_SET PROBLEM_
Identify every line in the records below that contains the word "scopeid", and copy each of those lines.

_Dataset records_
##############################
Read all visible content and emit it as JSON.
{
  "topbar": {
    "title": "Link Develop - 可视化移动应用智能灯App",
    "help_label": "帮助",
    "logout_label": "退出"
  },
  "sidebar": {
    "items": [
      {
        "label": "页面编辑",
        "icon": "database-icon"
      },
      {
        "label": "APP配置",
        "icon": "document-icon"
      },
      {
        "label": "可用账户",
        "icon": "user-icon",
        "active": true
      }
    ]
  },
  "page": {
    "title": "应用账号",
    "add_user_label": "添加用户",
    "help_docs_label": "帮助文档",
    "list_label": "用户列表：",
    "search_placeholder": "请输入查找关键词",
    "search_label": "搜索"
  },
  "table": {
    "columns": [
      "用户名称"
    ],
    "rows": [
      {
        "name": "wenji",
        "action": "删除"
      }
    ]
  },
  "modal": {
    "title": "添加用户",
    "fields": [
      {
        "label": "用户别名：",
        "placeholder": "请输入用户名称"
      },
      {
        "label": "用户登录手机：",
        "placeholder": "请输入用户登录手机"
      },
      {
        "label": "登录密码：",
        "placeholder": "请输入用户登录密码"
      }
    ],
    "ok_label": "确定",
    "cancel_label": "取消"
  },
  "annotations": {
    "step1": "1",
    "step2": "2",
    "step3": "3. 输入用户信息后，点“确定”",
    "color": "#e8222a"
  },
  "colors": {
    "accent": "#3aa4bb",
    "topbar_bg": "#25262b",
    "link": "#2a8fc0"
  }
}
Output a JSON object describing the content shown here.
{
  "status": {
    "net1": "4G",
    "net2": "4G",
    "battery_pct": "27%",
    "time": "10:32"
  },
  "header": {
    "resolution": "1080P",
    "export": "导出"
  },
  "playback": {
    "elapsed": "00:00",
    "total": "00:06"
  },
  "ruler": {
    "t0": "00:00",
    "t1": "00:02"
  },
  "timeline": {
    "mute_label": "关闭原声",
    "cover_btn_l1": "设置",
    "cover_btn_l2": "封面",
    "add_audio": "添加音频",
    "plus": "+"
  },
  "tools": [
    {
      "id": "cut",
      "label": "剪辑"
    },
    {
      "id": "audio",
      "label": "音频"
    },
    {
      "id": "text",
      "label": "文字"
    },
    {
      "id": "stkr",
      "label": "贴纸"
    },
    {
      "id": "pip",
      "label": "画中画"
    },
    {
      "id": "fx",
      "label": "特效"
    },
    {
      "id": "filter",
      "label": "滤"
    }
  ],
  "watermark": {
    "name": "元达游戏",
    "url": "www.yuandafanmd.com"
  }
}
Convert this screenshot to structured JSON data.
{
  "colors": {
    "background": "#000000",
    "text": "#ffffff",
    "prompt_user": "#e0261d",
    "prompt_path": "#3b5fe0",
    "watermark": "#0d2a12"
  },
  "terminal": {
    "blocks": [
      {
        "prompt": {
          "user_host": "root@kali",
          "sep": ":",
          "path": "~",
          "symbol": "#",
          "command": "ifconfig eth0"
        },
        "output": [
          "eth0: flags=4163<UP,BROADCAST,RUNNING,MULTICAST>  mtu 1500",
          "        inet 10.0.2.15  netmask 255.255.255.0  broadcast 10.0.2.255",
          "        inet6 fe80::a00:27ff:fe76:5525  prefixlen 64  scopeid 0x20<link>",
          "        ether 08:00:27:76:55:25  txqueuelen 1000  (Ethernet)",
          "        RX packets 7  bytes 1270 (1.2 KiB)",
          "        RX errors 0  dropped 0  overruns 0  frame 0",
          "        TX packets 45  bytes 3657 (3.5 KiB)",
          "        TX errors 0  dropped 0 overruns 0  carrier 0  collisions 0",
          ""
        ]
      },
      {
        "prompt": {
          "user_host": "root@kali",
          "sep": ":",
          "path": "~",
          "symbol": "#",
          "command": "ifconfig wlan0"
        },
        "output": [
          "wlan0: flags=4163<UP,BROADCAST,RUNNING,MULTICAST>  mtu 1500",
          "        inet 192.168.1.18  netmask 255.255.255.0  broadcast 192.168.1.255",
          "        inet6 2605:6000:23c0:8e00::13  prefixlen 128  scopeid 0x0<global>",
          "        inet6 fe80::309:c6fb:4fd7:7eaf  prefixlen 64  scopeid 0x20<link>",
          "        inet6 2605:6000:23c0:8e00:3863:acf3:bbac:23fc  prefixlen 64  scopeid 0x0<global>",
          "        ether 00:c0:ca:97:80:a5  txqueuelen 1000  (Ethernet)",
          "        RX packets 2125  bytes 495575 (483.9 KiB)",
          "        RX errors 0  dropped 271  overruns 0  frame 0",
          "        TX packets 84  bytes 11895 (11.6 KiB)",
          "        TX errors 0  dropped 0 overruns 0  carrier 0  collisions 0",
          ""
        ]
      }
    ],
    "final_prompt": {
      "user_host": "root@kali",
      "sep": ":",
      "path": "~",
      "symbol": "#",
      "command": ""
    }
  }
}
##############################
_THE SOLUTION_
          "        inet6 fe80::a00:27ff:fe76:5525  prefixlen 64  scopeid 0x20<link>",
          "        inet6 2605:6000:23c0:8e00::13  prefixlen 128  scopeid 0x0<global>",
          "        inet6 fe80::309:c6fb:4fd7:7eaf  prefixlen 64  scopeid 0x20<link>",
          "        inet6 2605:6000:23c0:8e00:3863:acf3:bbac:23fc  prefixlen 64  scopeid 0x0<global>",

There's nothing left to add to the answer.